*The exercise*.
Repeat the full listing below verbatim and keep the images out.
▼▼▼
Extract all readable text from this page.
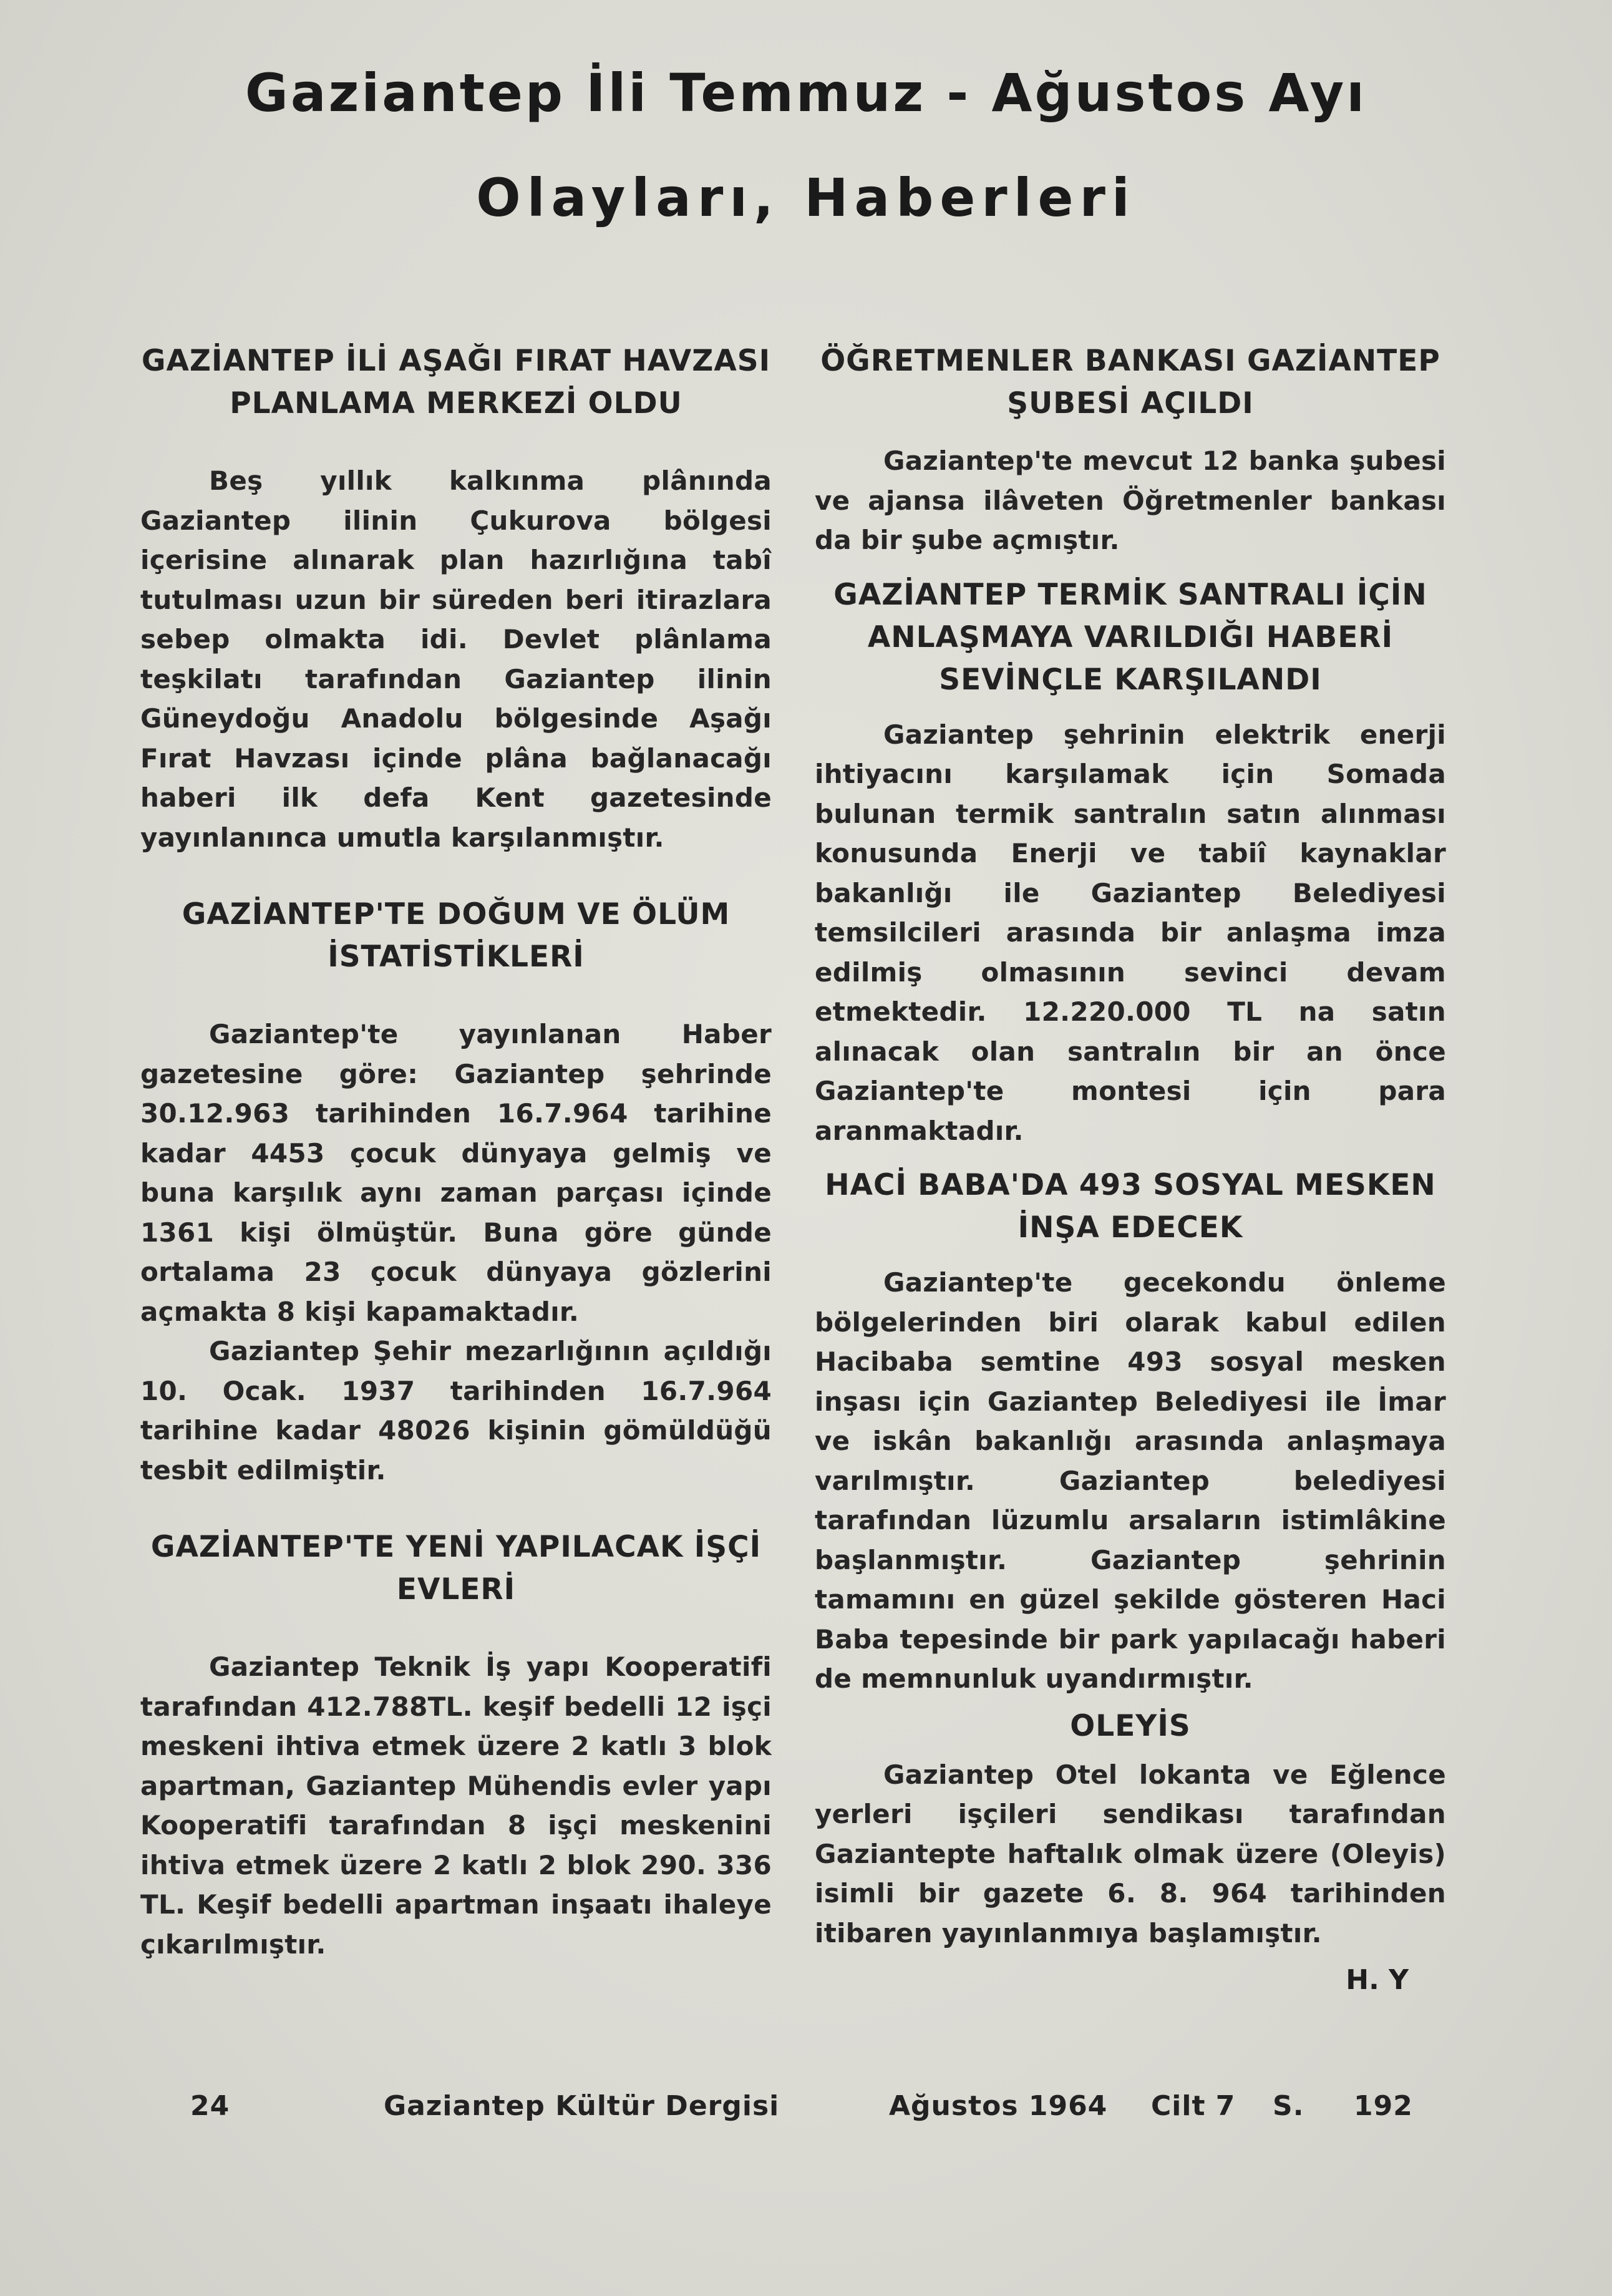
Gaziantep İli Temmuz - Ağustos Ayı
Olayları, Haberleri
GAZİANTEP İLİ AŞAĞI FIRAT HAVZASI PLANLAMA MERKEZİ OLDU

Beş yıllık kalkınma plânında Gaziantep ilinin Çukurova bölgesi içerisine alınarak plan hazırlığına tabî tutulması uzun bir süreden beri itirazlara sebep olmakta idi. Devlet plânlama teşkilatı tarafından Gaziantep ilinin Güneydoğu Anadolu bölgesinde Aşağı Fırat Havzası içinde plâna bağlanacağı haberi ilk defa Kent gazetesinde yayınlanınca umutla karşılanmıştır.

GAZİANTEP'TE DOĞUM VE ÖLÜM İSTATİSTİKLERİ

Gaziantep'te yayınlanan Haber gazetesine göre: Gaziantep şehrinde 30.12.963 tarihinden 16.7.964 tarihine kadar 4453 çocuk dünyaya gelmiş ve buna karşılık aynı zaman parçası içinde 1361 kişi ölmüştür. Buna göre günde ortalama 23 çocuk dünyaya gözlerini açmakta 8 kişi kapamaktadır.

Gaziantep Şehir mezarlığının açıldığı 10. Ocak. 1937 tarihinden 16.7.964 tarihine kadar 48026 kişinin gömüldüğü tesbit edilmiştir.

GAZİANTEP'TE YENİ YAPILACAK İŞÇİ EVLERİ

Gaziantep Teknik İş yapı Kooperatifi tarafından 412.788TL. keşif bedelli 12 işçi meskeni ihtiva etmek üzere 2 katlı 3 blok apartman, Gaziantep Mühendis evler yapı Kooperatifi tarafından 8 işçi meskenini ihtiva etmek üzere 2 katlı 2 blok 290. 336 TL. Keşif bedelli apartman inşaatı ihaleye çıkarılmıştır.

ÖĞRETMENLER BANKASI GAZİANTEP ŞUBESİ AÇILDI

Gaziantep'te mevcut 12 banka şubesi ve ajansa ilâveten Öğretmenler bankası da bir şube açmıştır.

GAZİANTEP TERMİK SANTRALI İÇİN ANLAŞMAYA VARILDIĞI HABERİ SEVİNÇLE KARŞILANDI

Gaziantep şehrinin elektrik enerji ihtiyacını karşılamak için Somada bulunan termik santralın satın alınması konusunda Enerji ve tabiî kaynaklar bakanlığı ile Gaziantep Belediyesi temsilcileri arasında bir anlaşma imza edilmiş olmasının sevinci devam etmektedir. 12.220.000 TL na satın alınacak olan santralın bir an önce Gaziantep'te montesi için para aranmaktadır.

HACİ BABA'DA 493 SOSYAL MESKEN İNŞA EDECEK

Gaziantep'te gecekondu önleme bölgelerinden biri olarak kabul edilen Hacibaba semtine 493 sosyal mesken inşası için Gaziantep Belediyesi ile İmar ve iskân bakanlığı arasında anlaşmaya varılmıştır. Gaziantep belediyesi tarafından lüzumlu arsaların istimlâkine başlanmıştır. Gaziantep şehrinin tamamını en güzel şekilde gösteren Haci Baba tepesinde bir park yapılacağı haberi de memnunluk uyandırmıştır.

OLEYİS

Gaziantep Otel lokanta ve Eğlence yerleri işçileri sendikası tarafından Gaziantepte haftalık olmak üzere (Oleyis) isimli bir gazete 6. 8. 964 tarihinden itibaren yayınlanmıya başlamıştır.

H. Y

24	Gaziantep Kültür Dergisi	Ağustos 1964 Cilt 7 S. 192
▲▲▲
*Written reply*.
Extract all readable text from this page.
Gaziantep İli Temmuz - Ağustos Ayı
Olayları, Haberleri
GAZİANTEP İLİ AŞAĞI FIRAT HAVZASI PLANLAMA MERKEZİ OLDU

Beş yıllık kalkınma plânında Gaziantep ilinin Çukurova bölgesi içerisine alınarak plan hazırlığına tabî tutulması uzun bir süreden beri itirazlara sebep olmakta idi. Devlet plânlama teşkilatı tarafından Gaziantep ilinin Güneydoğu Anadolu bölgesinde Aşağı Fırat Havzası içinde plâna bağlanacağı haberi ilk defa Kent gazetesinde yayınlanınca umutla karşılanmıştır.

GAZİANTEP'TE DOĞUM VE ÖLÜM İSTATİSTİKLERİ

Gaziantep'te yayınlanan Haber gazetesine göre: Gaziantep şehrinde 30.12.963 tarihinden 16.7.964 tarihine kadar 4453 çocuk dünyaya gelmiş ve buna karşılık aynı zaman parçası içinde 1361 kişi ölmüştür. Buna göre günde ortalama 23 çocuk dünyaya gözlerini açmakta 8 kişi kapamaktadır.

Gaziantep Şehir mezarlığının açıldığı 10. Ocak. 1937 tarihinden 16.7.964 tarihine kadar 48026 kişinin gömüldüğü tesbit edilmiştir.

GAZİANTEP'TE YENİ YAPILACAK İŞÇİ EVLERİ

Gaziantep Teknik İş yapı Kooperatifi tarafından 412.788TL. keşif bedelli 12 işçi meskeni ihtiva etmek üzere 2 katlı 3 blok apartman, Gaziantep Mühendis evler yapı Kooperatifi tarafından 8 işçi meskenini ihtiva etmek üzere 2 katlı 2 blok 290. 336 TL. Keşif bedelli apartman inşaatı ihaleye çıkarılmıştır.

ÖĞRETMENLER BANKASI GAZİANTEP ŞUBESİ AÇILDI

Gaziantep'te mevcut 12 banka şubesi ve ajansa ilâveten Öğretmenler bankası da bir şube açmıştır.

GAZİANTEP TERMİK SANTRALI İÇİN ANLAŞMAYA VARILDIĞI HABERİ SEVİNÇLE KARŞILANDI

Gaziantep şehrinin elektrik enerji ihtiyacını karşılamak için Somada bulunan termik santralın satın alınması konusunda Enerji ve tabiî kaynaklar bakanlığı ile Gaziantep Belediyesi temsilcileri arasında bir anlaşma imza edilmiş olmasının sevinci devam etmektedir. 12.220.000 TL na satın alınacak olan santralın bir an önce Gaziantep'te montesi için para aranmaktadır.

HACİ BABA'DA 493 SOSYAL MESKEN İNŞA EDECEK

Gaziantep'te gecekondu önleme bölgelerinden biri olarak kabul edilen Hacibaba semtine 493 sosyal mesken inşası için Gaziantep Belediyesi ile İmar ve iskân bakanlığı arasında anlaşmaya varılmıştır. Gaziantep belediyesi tarafından lüzumlu arsaların istimlâkine başlanmıştır. Gaziantep şehrinin tamamını en güzel şekilde gösteren Haci Baba tepesinde bir park yapılacağı haberi de memnunluk uyandırmıştır.

OLEYİS

Gaziantep Otel lokanta ve Eğlence yerleri işçileri sendikası tarafından Gaziantepte haftalık olmak üzere (Oleyis) isimli bir gazete 6. 8. 964 tarihinden itibaren yayınlanmıya başlamıştır.

H. Y

24	Gaziantep Kültür Dergisi	Ağustos 1964 Cilt 7 S. 192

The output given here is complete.